Items from a data collection:
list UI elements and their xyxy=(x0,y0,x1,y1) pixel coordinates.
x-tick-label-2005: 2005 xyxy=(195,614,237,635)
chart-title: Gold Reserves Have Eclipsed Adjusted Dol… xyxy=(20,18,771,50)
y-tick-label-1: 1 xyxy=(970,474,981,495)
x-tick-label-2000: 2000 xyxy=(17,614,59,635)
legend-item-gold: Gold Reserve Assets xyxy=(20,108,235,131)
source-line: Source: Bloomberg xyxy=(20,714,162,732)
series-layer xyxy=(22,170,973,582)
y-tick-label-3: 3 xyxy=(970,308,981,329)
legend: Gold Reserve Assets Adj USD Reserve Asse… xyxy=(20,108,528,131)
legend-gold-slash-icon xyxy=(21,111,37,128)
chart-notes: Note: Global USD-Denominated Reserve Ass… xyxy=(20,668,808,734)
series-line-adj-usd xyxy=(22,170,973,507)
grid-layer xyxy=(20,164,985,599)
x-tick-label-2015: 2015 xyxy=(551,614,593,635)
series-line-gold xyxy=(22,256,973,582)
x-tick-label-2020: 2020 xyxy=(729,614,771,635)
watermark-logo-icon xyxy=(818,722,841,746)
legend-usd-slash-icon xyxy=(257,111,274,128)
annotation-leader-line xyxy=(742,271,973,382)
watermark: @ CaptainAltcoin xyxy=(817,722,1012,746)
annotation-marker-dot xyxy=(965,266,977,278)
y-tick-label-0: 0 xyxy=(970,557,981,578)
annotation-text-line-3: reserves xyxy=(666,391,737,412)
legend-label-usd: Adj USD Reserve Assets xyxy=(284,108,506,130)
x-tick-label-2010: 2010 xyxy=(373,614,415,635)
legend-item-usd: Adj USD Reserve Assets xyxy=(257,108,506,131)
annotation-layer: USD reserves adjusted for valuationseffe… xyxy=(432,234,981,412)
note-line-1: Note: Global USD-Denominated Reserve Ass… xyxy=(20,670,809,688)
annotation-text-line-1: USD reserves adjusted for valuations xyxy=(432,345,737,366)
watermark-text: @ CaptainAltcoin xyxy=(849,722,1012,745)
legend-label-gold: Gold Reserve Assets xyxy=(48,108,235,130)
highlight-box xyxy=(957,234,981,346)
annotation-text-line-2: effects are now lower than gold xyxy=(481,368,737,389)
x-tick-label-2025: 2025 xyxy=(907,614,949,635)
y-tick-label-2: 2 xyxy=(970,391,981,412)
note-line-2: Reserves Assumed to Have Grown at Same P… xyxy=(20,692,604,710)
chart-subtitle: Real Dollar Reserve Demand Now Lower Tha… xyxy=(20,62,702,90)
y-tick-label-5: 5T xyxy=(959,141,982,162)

→ **What the exercise asks**
Give every line of the items above as a Markdown table with the columns "Row" and "Line", numbering the rows in order and leaving out any blank lines.

→ **Worked answer**
| Row | Line |
|---|---|
| 1 | list UI elements and their xyxy=(x0,y0,x1,y1) pixel coordinates. |
| 2 | x-tick-label-2005: 2005 xyxy=(195,614,237,635) |
| 3 | chart-title: Gold Reserves Have Eclipsed Adjusted Dol… xyxy=(20,18,771,50) |
| 4 | y-tick-label-1: 1 xyxy=(970,474,981,495) |
| 5 | x-tick-label-2000: 2000 xyxy=(17,614,59,635) |
| 6 | legend-item-gold: Gold Reserve Assets xyxy=(20,108,235,131) |
| 7 | source-line: Source: Bloomberg xyxy=(20,714,162,732) |
| 8 | series-layer xyxy=(22,170,973,582) |
| 9 | y-tick-label-3: 3 xyxy=(970,308,981,329) |
| 10 | legend: Gold Reserve Assets Adj USD Reserve Asse… xyxy=(20,108,528,131) |
| 11 | legend-gold-slash-icon xyxy=(21,111,37,128) |
| 12 | chart-notes: Note: Global USD-Denominated Reserve Ass… xyxy=(20,668,808,734) |
| 13 | series-line-adj-usd xyxy=(22,170,973,507) |
| 14 | grid-layer xyxy=(20,164,985,599) |
| 15 | x-tick-label-2015: 2015 xyxy=(551,614,593,635) |
| 16 | series-line-gold xyxy=(22,256,973,582) |
| 17 | x-tick-label-2020: 2020 xyxy=(729,614,771,635) |
| 18 | watermark-logo-icon xyxy=(818,722,841,746) |
| 19 | legend-usd-slash-icon xyxy=(257,111,274,128) |
| 20 | annotation-leader-line xyxy=(742,271,973,382) |
| 21 | watermark: @ CaptainAltcoin xyxy=(817,722,1012,746) |
| 22 | annotation-marker-dot xyxy=(965,266,977,278) |
| 23 | y-tick-label-0: 0 xyxy=(970,557,981,578) |
| 24 | annotation-text-line-3: reserves xyxy=(666,391,737,412) |
| 25 | legend-label-usd: Adj USD Reserve Assets xyxy=(284,108,506,130) |
| 26 | x-tick-label-2010: 2010 xyxy=(373,614,415,635) |
| 27 | legend-item-usd: Adj USD Reserve Assets xyxy=(257,108,506,131) |
| 28 | annotation-layer: USD reserves adjusted for valuationseffe… xyxy=(432,234,981,412) |
| 29 | note-line-1: Note: Global USD-Denominated Reserve Ass… xyxy=(20,670,809,688) |
| 30 | annotation-text-line-1: USD reserves adjusted for valuations xyxy=(432,345,737,366) |
| 31 | watermark-text: @ CaptainAltcoin xyxy=(849,722,1012,745) |
| 32 | legend-label-gold: Gold Reserve Assets xyxy=(48,108,235,130) |
| 33 | highlight-box xyxy=(957,234,981,346) |
| 34 | annotation-text-line-2: effects are now lower than gold xyxy=(481,368,737,389) |
| 35 | x-tick-label-2025: 2025 xyxy=(907,614,949,635) |
| 36 | y-tick-label-2: 2 xyxy=(970,391,981,412) |
| 37 | note-line-2: Reserves Assumed to Have Grown at Same P… xyxy=(20,692,604,710) |
| 38 | chart-subtitle: Real Dollar Reserve Demand Now Lower Tha… xyxy=(20,62,702,90) |
| 39 | y-tick-label-5: 5T xyxy=(959,141,982,162) |